Your task: Your task is to extract every line from the material below exactly.

───── Data shown ─────

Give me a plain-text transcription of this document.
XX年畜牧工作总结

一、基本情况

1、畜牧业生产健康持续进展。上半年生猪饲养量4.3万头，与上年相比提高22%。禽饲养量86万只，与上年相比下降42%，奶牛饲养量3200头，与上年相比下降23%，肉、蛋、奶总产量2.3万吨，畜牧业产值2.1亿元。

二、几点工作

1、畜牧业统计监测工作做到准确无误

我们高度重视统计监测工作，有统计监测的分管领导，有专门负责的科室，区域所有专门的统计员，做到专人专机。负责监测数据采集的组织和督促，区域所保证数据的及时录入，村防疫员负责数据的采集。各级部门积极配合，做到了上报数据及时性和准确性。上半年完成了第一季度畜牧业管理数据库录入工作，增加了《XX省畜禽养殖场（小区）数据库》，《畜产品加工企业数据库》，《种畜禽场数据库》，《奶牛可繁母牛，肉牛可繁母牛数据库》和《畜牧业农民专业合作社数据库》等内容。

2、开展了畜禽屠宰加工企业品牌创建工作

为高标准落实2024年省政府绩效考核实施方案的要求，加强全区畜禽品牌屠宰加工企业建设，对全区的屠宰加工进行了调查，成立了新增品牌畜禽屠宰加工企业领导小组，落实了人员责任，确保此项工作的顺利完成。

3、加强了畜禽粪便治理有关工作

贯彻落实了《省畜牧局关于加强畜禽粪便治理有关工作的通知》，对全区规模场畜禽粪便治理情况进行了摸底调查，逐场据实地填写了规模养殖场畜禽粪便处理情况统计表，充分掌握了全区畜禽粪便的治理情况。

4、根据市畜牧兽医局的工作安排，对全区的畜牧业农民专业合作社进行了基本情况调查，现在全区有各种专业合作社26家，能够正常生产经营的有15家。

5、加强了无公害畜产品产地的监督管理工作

─────

Response:
Give me a plain-text transcription of this document.
XX年畜牧工作总结

一、基本情况

1、畜牧业生产健康持续进展。上半年生猪饲养量4.3万头，与上年相比提高22%。禽饲养量86万只，与上年相比下降42%，奶牛饲养量3200头，与上年相比下降23%，肉、蛋、奶总产量2.3万吨，畜牧业产值2.1亿元。

二、几点工作

1、畜牧业统计监测工作做到准确无误

我们高度重视统计监测工作，有统计监测的分管领导，有专门负责的科室，区域所有专门的统计员，做到专人专机。负责监测数据采集的组织和督促，区域所保证数据的及时录入，村防疫员负责数据的采集。各级部门积极配合，做到了上报数据及时性和准确性。上半年完成了第一季度畜牧业管理数据库录入工作，增加了《XX省畜禽养殖场（小区）数据库》，《畜产品加工企业数据库》，《种畜禽场数据库》，《奶牛可繁母牛，肉牛可繁母牛数据库》和《畜牧业农民专业合作社数据库》等内容。

2、开展了畜禽屠宰加工企业品牌创建工作

为高标准落实2024年省政府绩效考核实施方案的要求，加强全区畜禽品牌屠宰加工企业建设，对全区的屠宰加工进行了调查，成立了新增品牌畜禽屠宰加工企业领导小组，落实了人员责任，确保此项工作的顺利完成。

3、加强了畜禽粪便治理有关工作

贯彻落实了《省畜牧局关于加强畜禽粪便治理有关工作的通知》，对全区规模场畜禽粪便治理情况进行了摸底调查，逐场据实地填写了规模养殖场畜禽粪便处理情况统计表，充分掌握了全区畜禽粪便的治理情况。

4、根据市畜牧兽医局的工作安排，对全区的畜牧业农民专业合作社进行了基本情况调查，现在全区有各种专业合作社26家，能够正常生产经营的有15家。

5、加强了无公害畜产品产地的监督管理工作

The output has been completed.